Records from a dataset:
====================

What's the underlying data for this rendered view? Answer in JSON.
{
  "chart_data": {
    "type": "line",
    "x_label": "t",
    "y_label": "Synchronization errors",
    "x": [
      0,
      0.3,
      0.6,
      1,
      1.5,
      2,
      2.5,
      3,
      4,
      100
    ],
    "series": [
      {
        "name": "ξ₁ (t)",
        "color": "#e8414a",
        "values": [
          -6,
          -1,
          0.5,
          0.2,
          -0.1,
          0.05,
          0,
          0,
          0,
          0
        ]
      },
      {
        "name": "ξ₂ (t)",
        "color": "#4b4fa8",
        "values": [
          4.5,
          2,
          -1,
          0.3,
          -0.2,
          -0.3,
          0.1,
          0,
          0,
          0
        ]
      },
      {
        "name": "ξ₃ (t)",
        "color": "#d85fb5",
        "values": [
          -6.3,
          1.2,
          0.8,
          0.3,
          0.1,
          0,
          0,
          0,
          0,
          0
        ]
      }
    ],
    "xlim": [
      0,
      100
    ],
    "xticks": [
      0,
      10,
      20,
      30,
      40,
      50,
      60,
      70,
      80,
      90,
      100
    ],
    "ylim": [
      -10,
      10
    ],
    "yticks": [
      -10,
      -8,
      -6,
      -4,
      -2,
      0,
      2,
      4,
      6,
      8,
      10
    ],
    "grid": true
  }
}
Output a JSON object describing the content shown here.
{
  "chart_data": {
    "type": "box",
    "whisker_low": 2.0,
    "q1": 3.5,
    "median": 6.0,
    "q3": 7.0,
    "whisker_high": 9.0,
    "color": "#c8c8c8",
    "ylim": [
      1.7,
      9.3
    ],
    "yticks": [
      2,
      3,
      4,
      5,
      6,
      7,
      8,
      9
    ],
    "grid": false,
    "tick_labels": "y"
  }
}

====================

WORK TO COMPLETE — Search the entries for the string "color" and collect each line that has it.

TASK ANSWER —
        "color": "#e8414a",
        "color": "#4b4fa8",
        "color": "#d85fb5",
    "color": "#c8c8c8",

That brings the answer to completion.